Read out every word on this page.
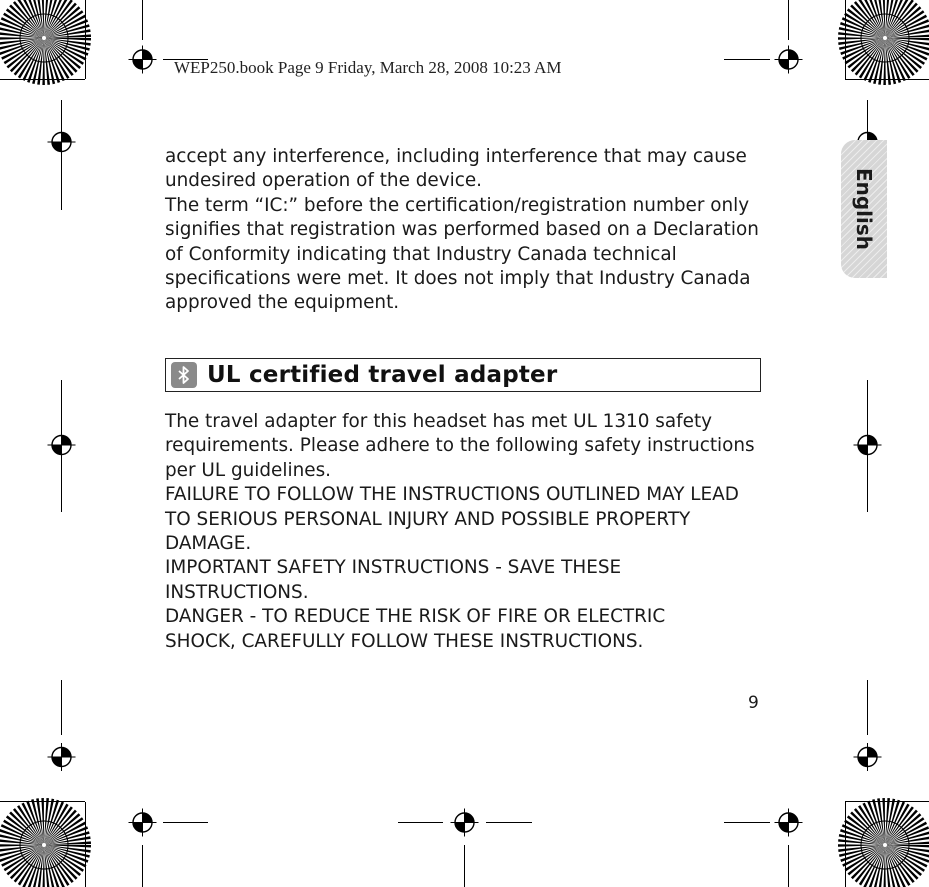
WEP250.book Page 9 Friday, March 28, 2008 10:23 AM
English

accept any interference, including interference that may cause
undesired operation of the device.

The term “IC:” before the certification/registration number only
signifies that registration was performed based on a Declaration
of Conformity indicating that Industry Canada technical
specifications were met. It does not imply that Industry Canada
approved the equipment.

UL certified travel adapter

The travel adapter for this headset has met UL 1310 safety
requirements. Please adhere to the following safety instructions
per UL guidelines.

FAILURE TO FOLLOW THE INSTRUCTIONS OUTLINED MAY LEAD
TO SERIOUS PERSONAL INJURY AND POSSIBLE PROPERTY
DAMAGE.

IMPORTANT SAFETY INSTRUCTIONS - SAVE THESE
INSTRUCTIONS.

DANGER - TO REDUCE THE RISK OF FIRE OR ELECTRIC
SHOCK, CAREFULLY FOLLOW THESE INSTRUCTIONS.

9
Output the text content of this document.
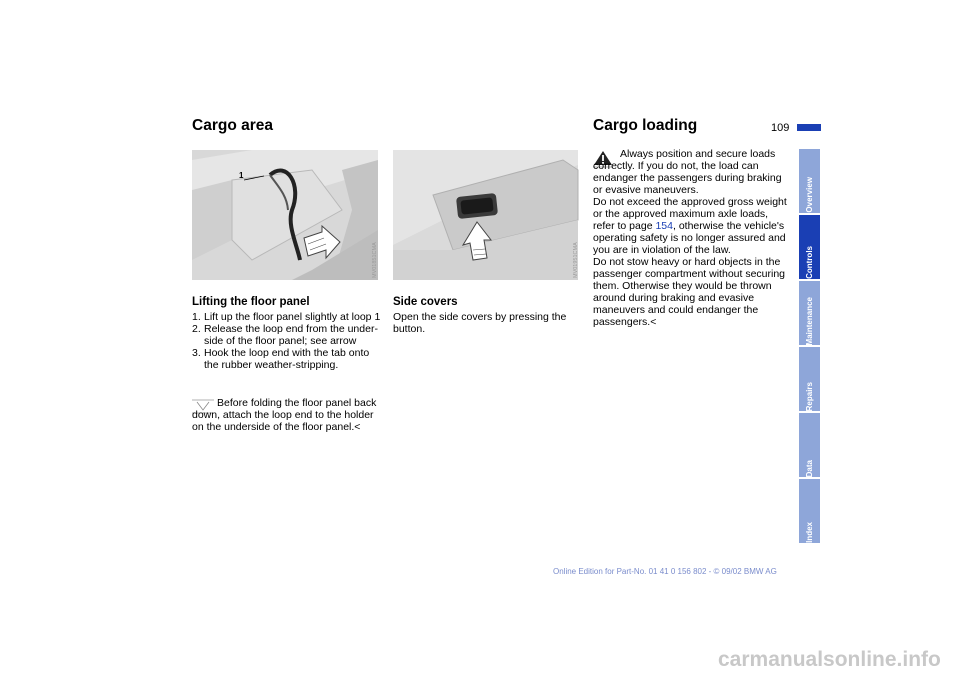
109
Cargo area	Cargo loading
1
MV01851CMA	MV01951CMA
Lifting the floor panel
1. Lift up the floor panel slightly at loop 1
2. Release the loop end from the under-side of the floor panel; see arrow
3. Hook the loop end with the tab onto the rubber weather-stripping.
Before folding the floor panel back down, attach the loop end to the holder on the underside of the floor panel.<
Side covers
Open the side covers by pressing the button.

Always position and secure loads correctly. If you do not, the load can endanger the passengers during braking or evasive maneuvers.

Do not exceed the approved gross weight or the approved maximum axle loads, refer to page 154, otherwise the vehicle's operating safety is no longer assured and you are in violation of the law.

Do not stow heavy or hard objects in the passenger compartment without securing them. Otherwise they would be thrown around during braking and evasive maneuvers and could endanger the passengers.<

Overview
Controls
Maintenance
Repairs
Data
Index
Online Edition for Part-No. 01 41 0 156 802 - © 09/02 BMW AG
carmanualsonline.info
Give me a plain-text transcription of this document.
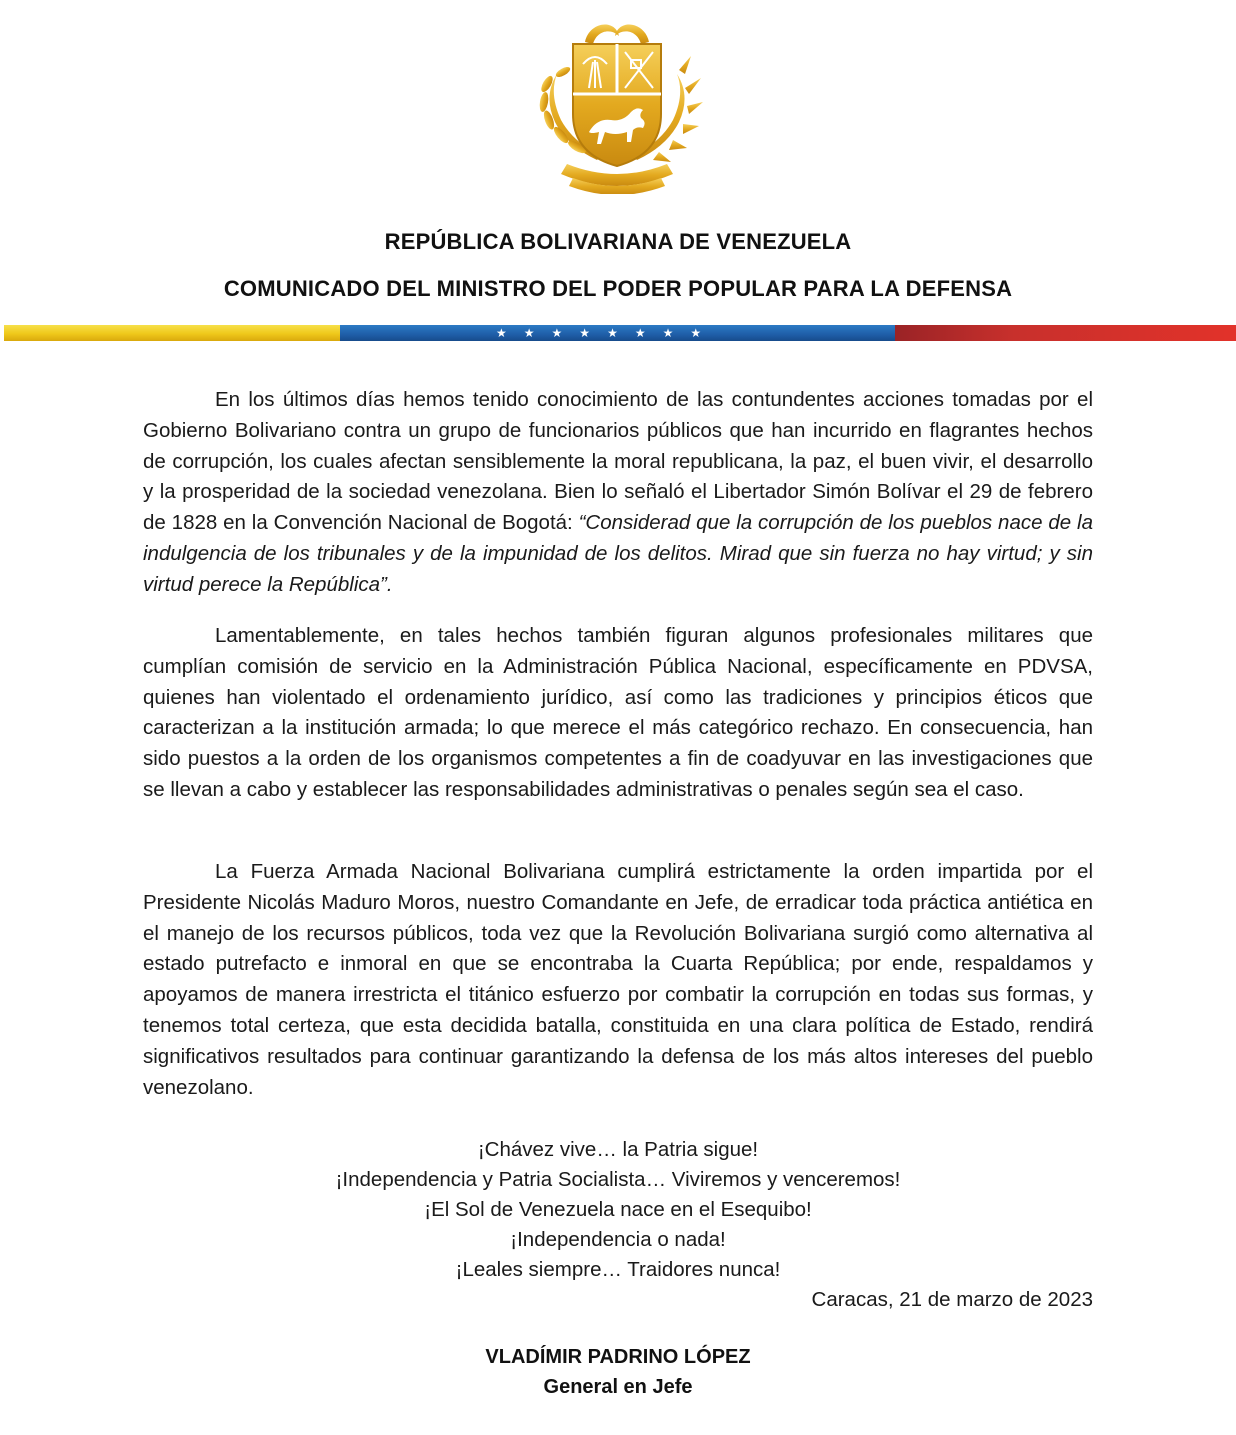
REPÚBLICA BOLIVARIANA DE VENEZUELA
COMUNICADO DEL MINISTRO DEL PODER POPULAR PARA LA DEFENSA
★ ★ ★ ★ ★ ★ ★ ★

En los últimos días hemos tenido conocimiento de las contundentes acciones tomadas por el Gobierno Bolivariano contra un grupo de funcionarios públicos que han incurrido en flagrantes hechos de corrupción, los cuales afectan sensiblemente la moral republicana, la paz, el buen vivir, el desarrollo y la prosperidad de la sociedad venezolana. Bien lo señaló el Libertador Simón Bolívar el 29 de febrero de 1828 en la Convención Nacional de Bogotá: “Considerad que la corrupción de los pueblos nace de la indulgencia de los tribunales y de la impunidad de los delitos. Mirad que sin fuerza no hay virtud; y sin virtud perece la República”.

Lamentablemente, en tales hechos también figuran algunos profesionales militares que cumplían comisión de servicio en la Administración Pública Nacional, específicamente en PDVSA, quienes han violentado el ordenamiento jurídico, así como las tradiciones y principios éticos que caracterizan a la institución armada; lo que merece el más categórico rechazo. En consecuencia, han sido puestos a la orden de los organismos competentes a fin de coadyuvar en las investigaciones que se llevan a cabo y establecer las responsabilidades administrativas o penales según sea el caso.

La Fuerza Armada Nacional Bolivariana cumplirá estrictamente la orden impartida por el Presidente Nicolás Maduro Moros, nuestro Comandante en Jefe, de erradicar toda práctica antiética en el manejo de los recursos públicos, toda vez que la Revolución Bolivariana surgió como alternativa al estado putrefacto e inmoral en que se encontraba la Cuarta República; por ende, respaldamos y apoyamos de manera irrestricta el titánico esfuerzo por combatir la corrupción en todas sus formas, y tenemos total certeza, que esta decidida batalla, constituida en una clara política de Estado, rendirá significativos resultados para continuar garantizando la defensa de los más altos intereses del pueblo venezolano.

¡Chávez vive… la Patria sigue!
¡Independencia y Patria Socialista… Viviremos y venceremos!
¡El Sol de Venezuela nace en el Esequibo!
¡Independencia o nada!
¡Leales siempre… Traidores nunca!
Caracas, 21 de marzo de 2023
VLADÍMIR PADRINO LÓPEZ
General en Jefe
- - -
» Work to be completed:
Filter the data for the string "Patria" and copy every line that has it.

» Response:
¡Chávez vive… la Patria sigue!
¡Independencia y Patria Socialista… Viviremos y venceremos!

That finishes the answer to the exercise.